## Work required
Across the data below, how many lines hold "glasses"? Answer with that number and nothing else.

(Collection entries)
↓
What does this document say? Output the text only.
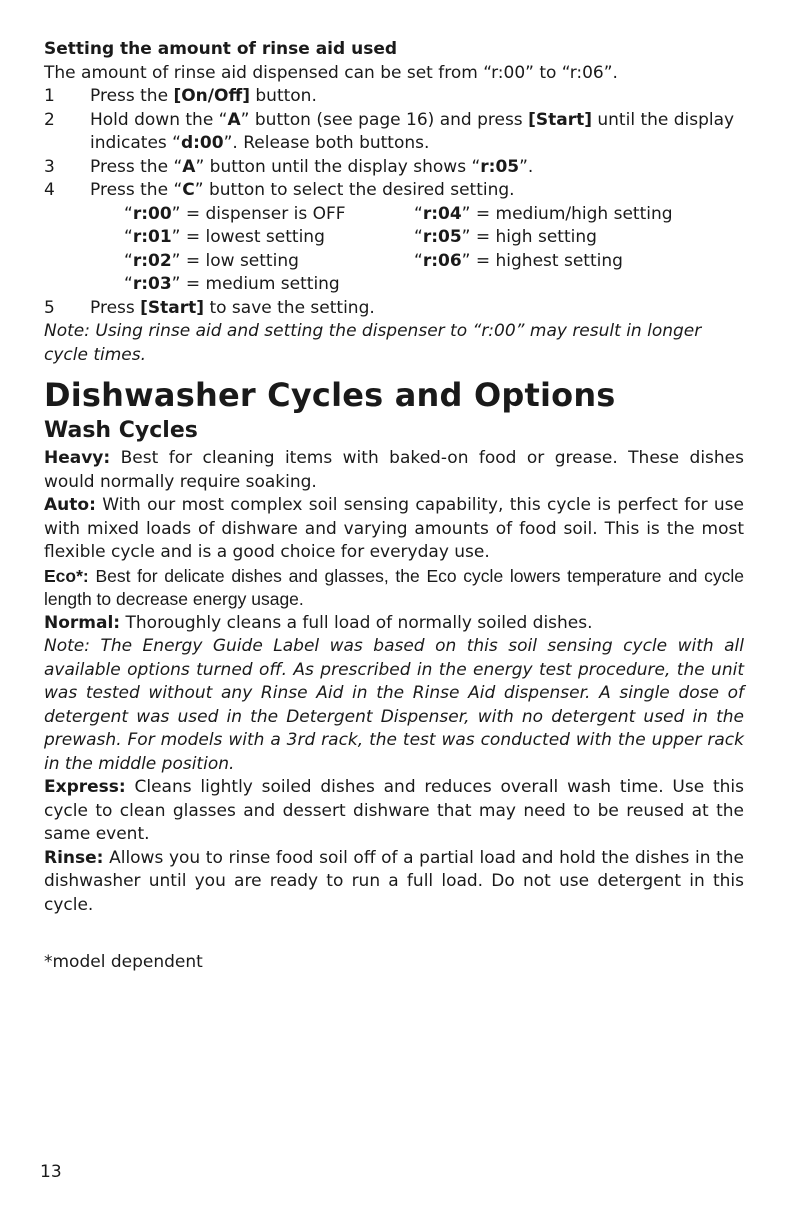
Setting the amount of rinse aid used
The amount of rinse aid dispensed can be set from “r:00” to “r:06”.
1	Press the [On/Off] button.
2	Hold down the “A” button (see page 16) and press [Start] until the display indicates “d:00”. Release both buttons.
3	Press the “A” button until the display shows “r:05”.
4	Press the “C” button to select the desired setting.
“r:00” = dispenser is OFF	“r:04” = medium/high setting
“r:01” = lowest setting	“r:05” = high setting
“r:02” = low setting	“r:06” = highest setting
“r:03” = medium setting
5	Press [Start] to save the setting.
Note: Using rinse aid and setting the dispenser to “r:00” may result in longer cycle times.
Dishwasher Cycles and Options
Wash Cycles
Heavy: Best for cleaning items with baked-on food or grease. These dishes would normally require soaking.
Auto: With our most complex soil sensing capability, this cycle is perfect for use with mixed loads of dishware and varying amounts of food soil. This is the most flexible cycle and is a good choice for everyday use.
Eco*: Best for delicate dishes and glasses, the Eco cycle lowers temperature and cycle length to decrease energy usage.
Normal: Thoroughly cleans a full load of normally soiled dishes.
Note: The Energy Guide Label was based on this soil sensing cycle with all available options turned off. As prescribed in the energy test procedure, the unit was tested without any Rinse Aid in the Rinse Aid dispenser. A single dose of detergent was used in the Detergent Dispenser, with no detergent used in the prewash. For models with a 3rd rack, the test was conducted with the upper rack in the middle position.
Express: Cleans lightly soiled dishes and reduces overall wash time. Use this cycle to clean glasses and dessert dishware that may need to be reused at the same event.
Rinse: Allows you to rinse food soil off of a partial load and hold the dishes in the dishwasher until you are ready to run a full load. Do not use detergent in this cycle.
*model dependent
13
↑
## Exercise answer
2